- Work instructions -
Rewrite all the lines below, replacing "screenshot" with "image" wherever it appears and leaving everything else unchanged. Omit the pictures from your answer.

─── Material ───

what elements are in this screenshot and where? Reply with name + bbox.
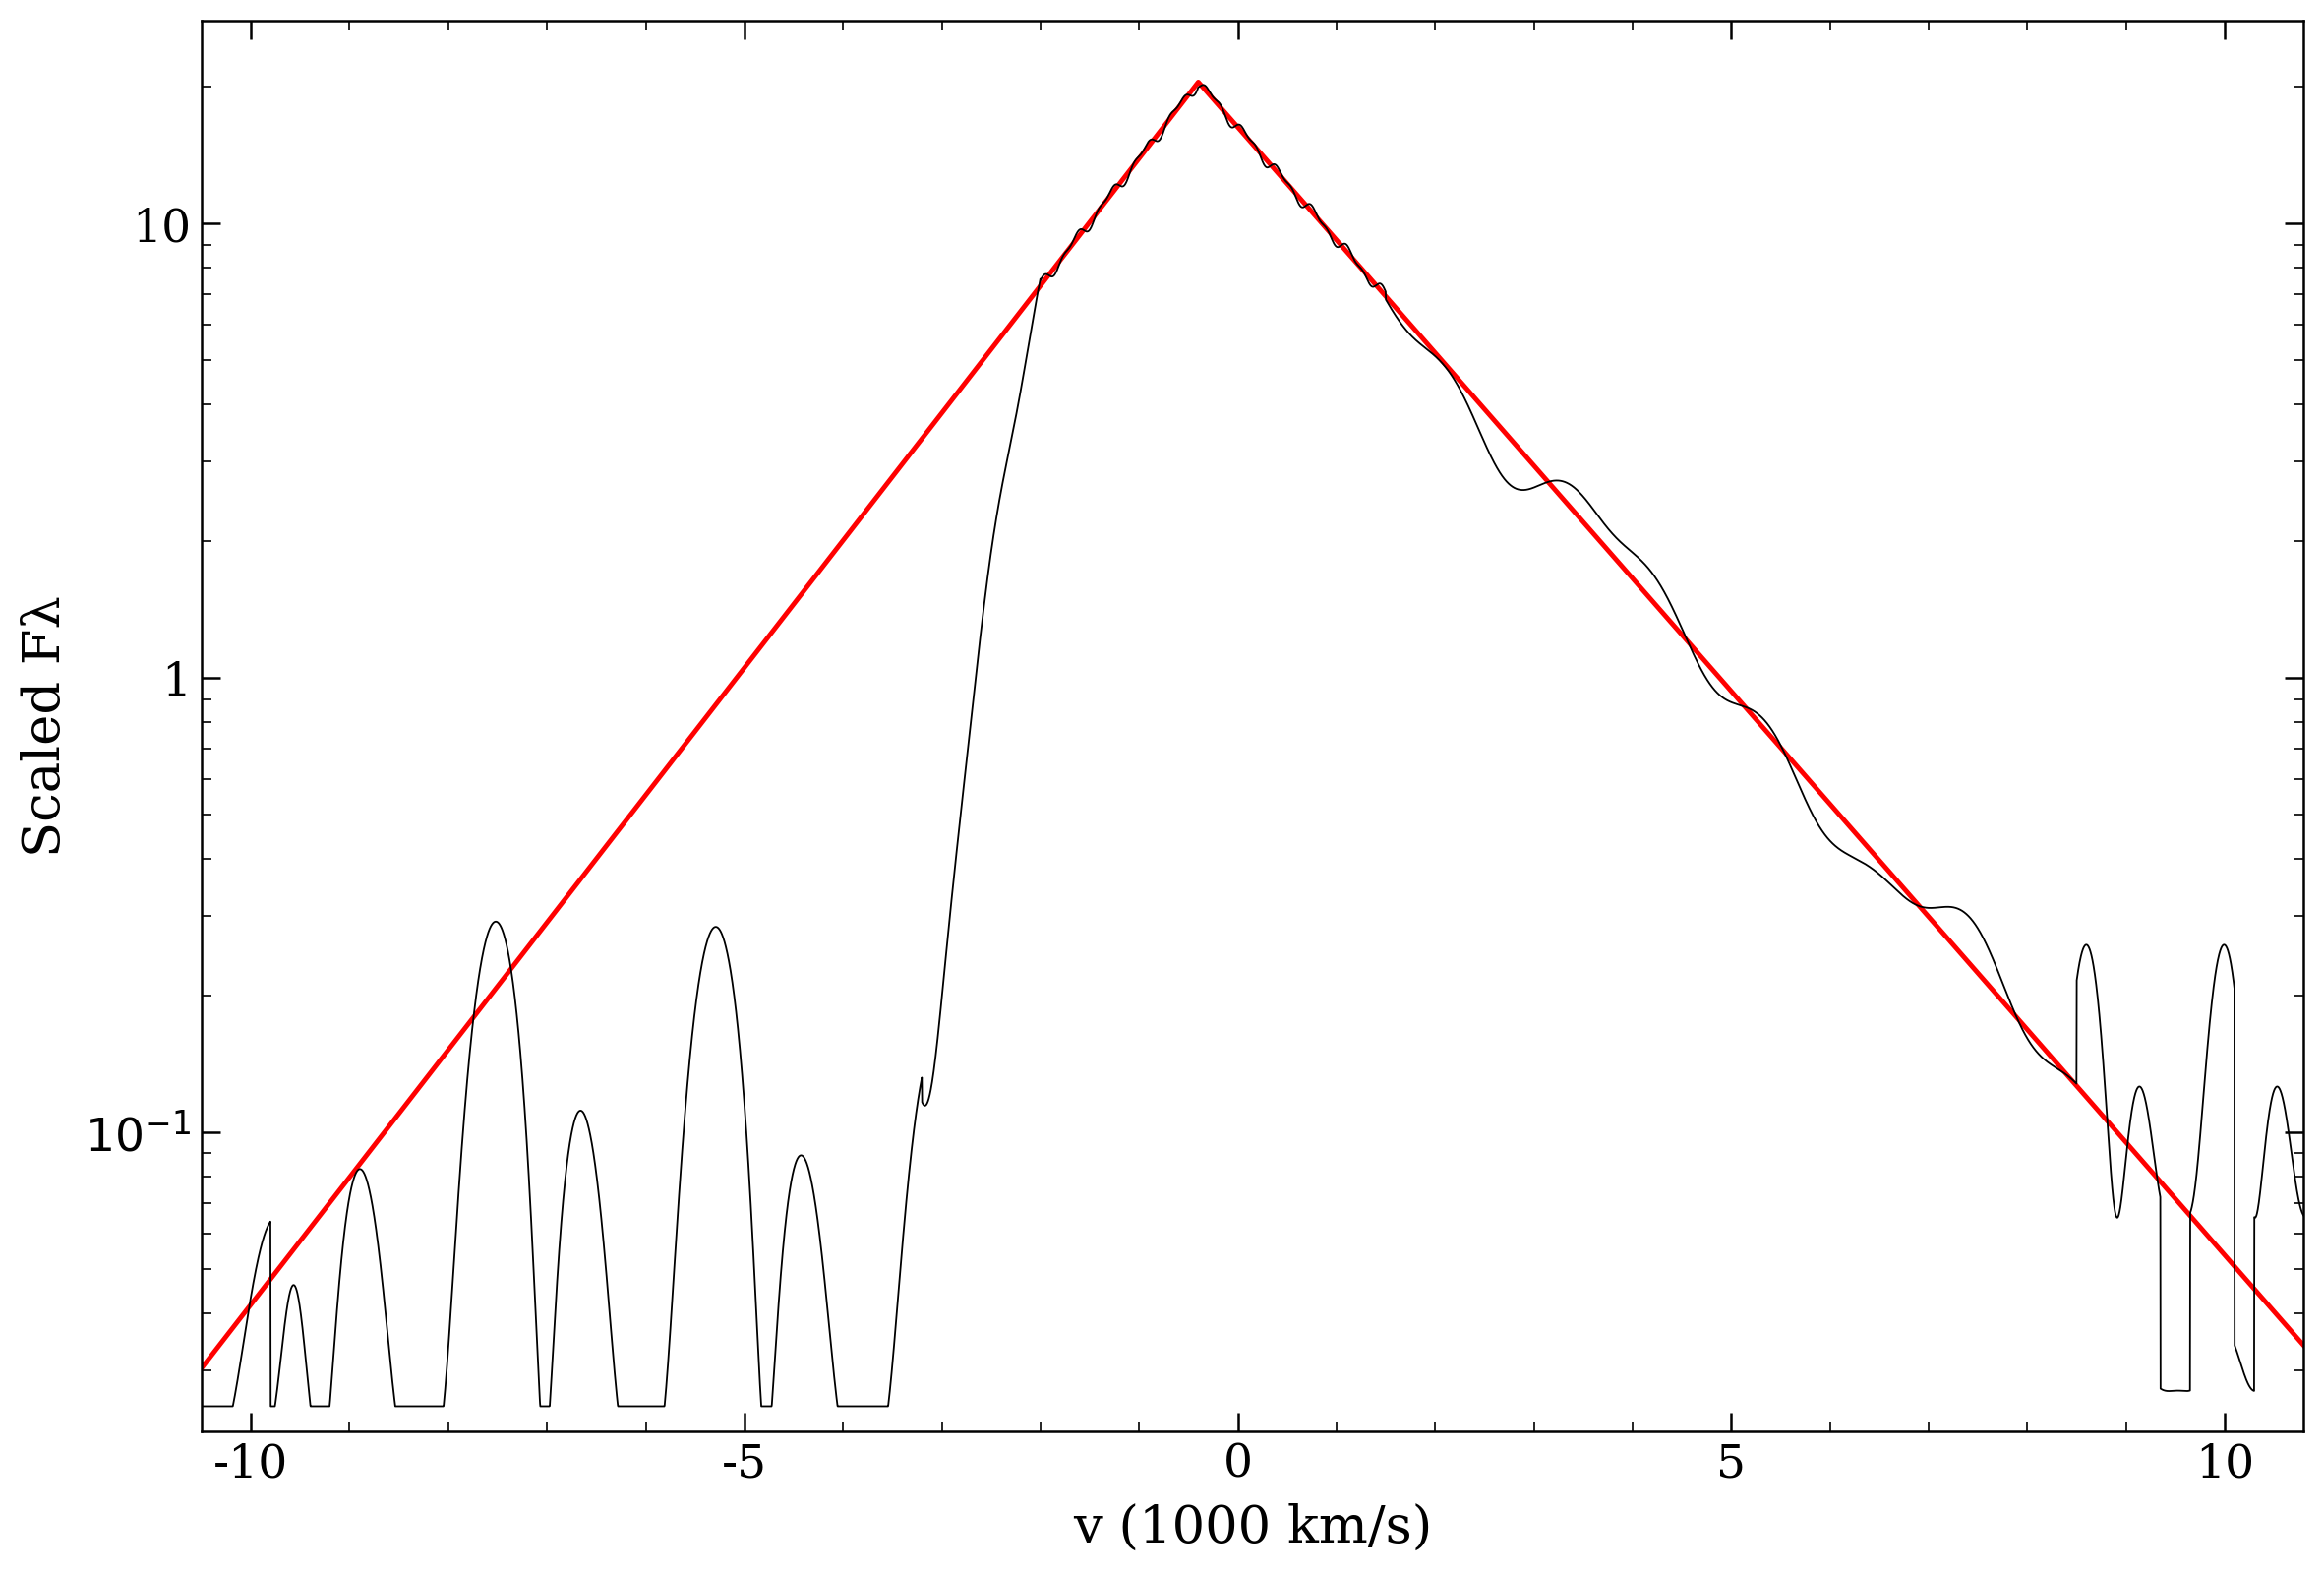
Y-axis label: Scaled Fλ: Scaled Fλ (21, 595, 70, 856)
X-axis label: v (1000 km/s): v (1000 km/s) (1074, 1503, 1432, 1554)
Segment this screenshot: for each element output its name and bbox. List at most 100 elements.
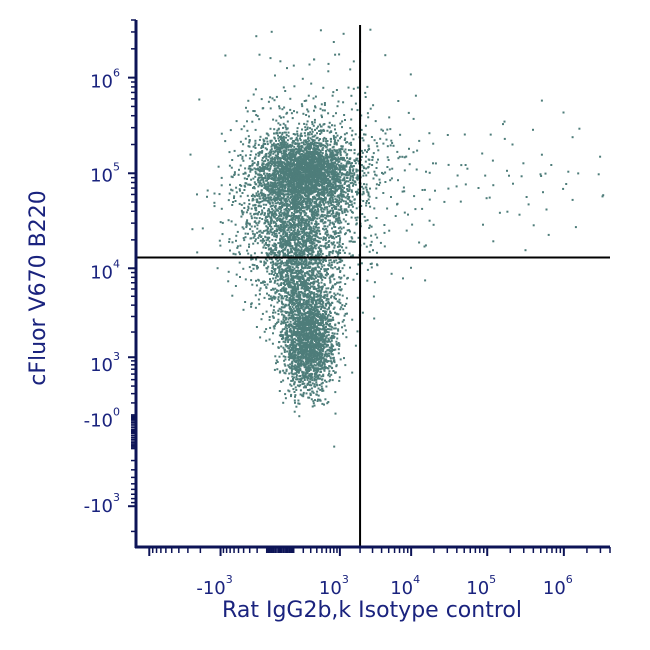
- scatter-point: [283, 154, 286, 157]
- scatter-point: [253, 110, 256, 113]
- scatter-point: [329, 171, 332, 174]
- scatter-point: [247, 99, 250, 102]
- scatter-point: [323, 171, 326, 174]
- scatter-point: [301, 128, 303, 131]
- scatter-point: [327, 173, 330, 176]
- scatter-point: [315, 231, 318, 234]
- scatter-point: [279, 240, 282, 243]
- scatter-point: [372, 104, 375, 107]
- scatter-point: [270, 253, 273, 256]
- scatter-point: [336, 179, 339, 182]
- scatter-point: [313, 144, 315, 147]
- scatter-point: [317, 282, 320, 285]
- scatter-point: [330, 261, 333, 264]
- scatter-point: [325, 269, 328, 272]
- scatter-point: [319, 133, 322, 135]
- scatter-point: [326, 157, 329, 159]
- scatter-point: [317, 181, 320, 184]
- scatter-point: [317, 148, 320, 151]
- scatter-point: [349, 230, 351, 233]
- scatter-point: [300, 248, 303, 251]
- scatter-point: [259, 336, 262, 339]
- scatter-point: [341, 189, 344, 192]
- scatter-point: [283, 227, 286, 230]
- scatter-point: [283, 142, 286, 145]
- scatter-point: [363, 167, 365, 170]
- scatter-point: [233, 174, 236, 176]
- scatter-point: [256, 115, 259, 118]
- scatter-point: [255, 153, 257, 156]
- scatter-point: [304, 143, 307, 146]
- scatter-point: [309, 186, 312, 189]
- scatter-point: [297, 156, 300, 159]
- scatter-point: [281, 275, 284, 278]
- scatter-point: [305, 114, 308, 116]
- scatter-point: [250, 215, 253, 218]
- scatter-point: [331, 175, 334, 178]
- scatter-point: [330, 130, 333, 133]
- scatter-point: [254, 128, 257, 131]
- scatter-point: [275, 132, 278, 135]
- scatter-point: [235, 120, 238, 123]
- scatter-point: [273, 225, 276, 228]
- scatter-point: [330, 154, 333, 157]
- scatter-point: [350, 134, 353, 137]
- scatter-point: [348, 184, 351, 187]
- scatter-point: [303, 100, 306, 102]
- scatter-point: [287, 336, 289, 339]
- scatter-point: [407, 111, 410, 114]
- scatter-point: [326, 140, 329, 142]
- scatter-point: [293, 233, 295, 236]
- scatter-point: [315, 204, 318, 207]
- scatter-point: [324, 277, 327, 279]
- scatter-point: [327, 160, 330, 163]
- scatter-point: [307, 222, 310, 224]
- scatter-point: [337, 253, 340, 256]
- scatter-point: [328, 223, 331, 226]
- scatter-point: [258, 182, 261, 185]
- scatter-point: [264, 155, 267, 158]
- scatter-point: [263, 182, 266, 185]
- scatter-point: [262, 246, 265, 249]
- scatter-point: [263, 155, 266, 158]
- scatter-point: [246, 129, 249, 132]
- scatter-point: [219, 221, 222, 224]
- scatter-point: [268, 184, 271, 187]
- scatter-point: [325, 385, 328, 388]
- scatter-point: [344, 196, 347, 199]
- scatter-point: [278, 187, 281, 190]
- scatter-point: [307, 171, 310, 174]
- scatter-point: [343, 139, 346, 141]
- scatter-point: [335, 165, 337, 168]
- scatter-point: [342, 164, 345, 167]
- scatter-point: [264, 143, 267, 145]
- scatter-point: [235, 239, 237, 242]
- scatter-point: [313, 209, 316, 212]
- scatter-point: [260, 145, 263, 148]
- scatter-point: [305, 235, 308, 238]
- scatter-point: [269, 166, 272, 169]
- scatter-point: [348, 196, 351, 199]
- scatter-point: [285, 146, 288, 149]
- scatter-point: [350, 94, 353, 97]
- scatter-point: [312, 308, 314, 311]
- scatter-point: [356, 178, 359, 181]
- scatter-point: [392, 144, 395, 147]
- scatter-point: [266, 148, 268, 151]
- scatter-point: [281, 131, 284, 134]
- scatter-point: [312, 247, 315, 250]
- scatter-point: [284, 254, 287, 257]
- scatter-point: [332, 157, 335, 160]
- scatter-point: [253, 186, 256, 188]
- scatter-point: [322, 199, 325, 202]
- scatter-point: [265, 267, 268, 270]
- scatter-point: [298, 269, 301, 272]
- scatter-point: [321, 152, 324, 155]
- scatter-point: [360, 155, 363, 158]
- scatter-point: [248, 165, 251, 168]
- scatter-point: [242, 237, 245, 240]
- scatter-point: [321, 252, 324, 255]
- scatter-point: [286, 263, 289, 266]
- scatter-point: [334, 128, 336, 131]
- scatter-point: [272, 150, 275, 153]
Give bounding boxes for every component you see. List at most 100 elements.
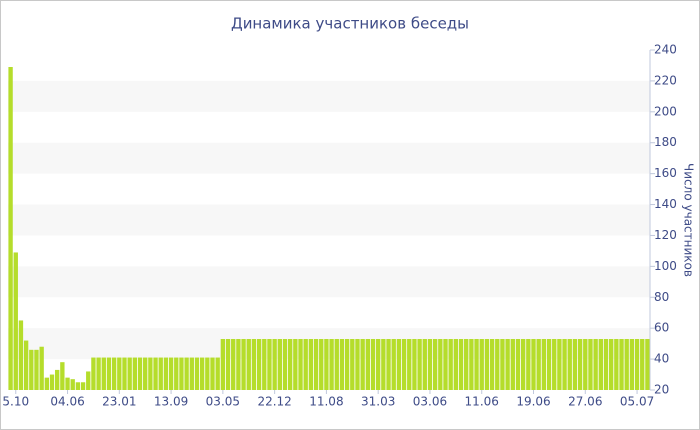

───

- Exercise result -
what elements are in this image and where? Reply with name + bbox.
Y-axis label: Scaled Fλ: Scaled Fλ (21, 595, 70, 856)
X-axis label: v (1000 km/s): v (1000 km/s) (1074, 1503, 1432, 1554)
Segment this image: for each element output its name and bbox. List at most 100 elements.
- scatter-point: [283, 154, 286, 157]
- scatter-point: [253, 110, 256, 113]
- scatter-point: [329, 171, 332, 174]
- scatter-point: [247, 99, 250, 102]
- scatter-point: [323, 171, 326, 174]
- scatter-point: [301, 128, 303, 131]
- scatter-point: [327, 173, 330, 176]
- scatter-point: [315, 231, 318, 234]
- scatter-point: [279, 240, 282, 243]
- scatter-point: [372, 104, 375, 107]
- scatter-point: [270, 253, 273, 256]
- scatter-point: [336, 179, 339, 182]
- scatter-point: [313, 144, 315, 147]
- scatter-point: [317, 282, 320, 285]
- scatter-point: [330, 261, 333, 264]
- scatter-point: [325, 269, 328, 272]
- scatter-point: [319, 133, 322, 135]
- scatter-point: [326, 157, 329, 159]
- scatter-point: [317, 181, 320, 184]
- scatter-point: [317, 148, 320, 151]
- scatter-point: [349, 230, 351, 233]
- scatter-point: [300, 248, 303, 251]
- scatter-point: [259, 336, 262, 339]
- scatter-point: [341, 189, 344, 192]
- scatter-point: [283, 227, 286, 230]
- scatter-point: [283, 142, 286, 145]
- scatter-point: [363, 167, 365, 170]
- scatter-point: [233, 174, 236, 176]
- scatter-point: [256, 115, 259, 118]
- scatter-point: [255, 153, 257, 156]
- scatter-point: [304, 143, 307, 146]
- scatter-point: [309, 186, 312, 189]
- scatter-point: [297, 156, 300, 159]
- scatter-point: [281, 275, 284, 278]
- scatter-point: [305, 114, 308, 116]
- scatter-point: [250, 215, 253, 218]
- scatter-point: [331, 175, 334, 178]
- scatter-point: [330, 130, 333, 133]
- scatter-point: [254, 128, 257, 131]
- scatter-point: [275, 132, 278, 135]
- scatter-point: [235, 120, 238, 123]
- scatter-point: [273, 225, 276, 228]
- scatter-point: [330, 154, 333, 157]
- scatter-point: [350, 134, 353, 137]
- scatter-point: [348, 184, 351, 187]
- scatter-point: [303, 100, 306, 102]
- scatter-point: [287, 336, 289, 339]
- scatter-point: [407, 111, 410, 114]
- scatter-point: [326, 140, 329, 142]
- scatter-point: [293, 233, 295, 236]
- scatter-point: [315, 204, 318, 207]
- scatter-point: [324, 277, 327, 279]
- scatter-point: [327, 160, 330, 163]
- scatter-point: [307, 222, 310, 224]
- scatter-point: [337, 253, 340, 256]
- scatter-point: [328, 223, 331, 226]
- scatter-point: [258, 182, 261, 185]
- scatter-point: [264, 155, 267, 158]
- scatter-point: [263, 182, 266, 185]
- scatter-point: [262, 246, 265, 249]
- scatter-point: [263, 155, 266, 158]
- scatter-point: [246, 129, 249, 132]
- scatter-point: [219, 221, 222, 224]
- scatter-point: [268, 184, 271, 187]
- scatter-point: [325, 385, 328, 388]
- scatter-point: [344, 196, 347, 199]
- scatter-point: [278, 187, 281, 190]
- scatter-point: [307, 171, 310, 174]
- scatter-point: [343, 139, 346, 141]
- scatter-point: [335, 165, 337, 168]
- scatter-point: [342, 164, 345, 167]
- scatter-point: [264, 143, 267, 145]
- scatter-point: [235, 239, 237, 242]
- scatter-point: [313, 209, 316, 212]
- scatter-point: [260, 145, 263, 148]
- scatter-point: [305, 235, 308, 238]
- scatter-point: [269, 166, 272, 169]
- scatter-point: [348, 196, 351, 199]
- scatter-point: [285, 146, 288, 149]
- scatter-point: [350, 94, 353, 97]
- scatter-point: [312, 308, 314, 311]
- scatter-point: [356, 178, 359, 181]
- scatter-point: [392, 144, 395, 147]
- scatter-point: [266, 148, 268, 151]
- scatter-point: [281, 131, 284, 134]
- scatter-point: [312, 247, 315, 250]
- scatter-point: [284, 254, 287, 257]
- scatter-point: [332, 157, 335, 160]
- scatter-point: [253, 186, 256, 188]
- scatter-point: [322, 199, 325, 202]
- scatter-point: [265, 267, 268, 270]
- scatter-point: [298, 269, 301, 272]
- scatter-point: [321, 152, 324, 155]
- scatter-point: [360, 155, 363, 158]
- scatter-point: [248, 165, 251, 168]
- scatter-point: [242, 237, 245, 240]
- scatter-point: [321, 252, 324, 255]
- scatter-point: [286, 263, 289, 266]
- scatter-point: [334, 128, 336, 131]
- scatter-point: [272, 150, 275, 153]
Give bounding boxes for every component you see. List at most 100 elements.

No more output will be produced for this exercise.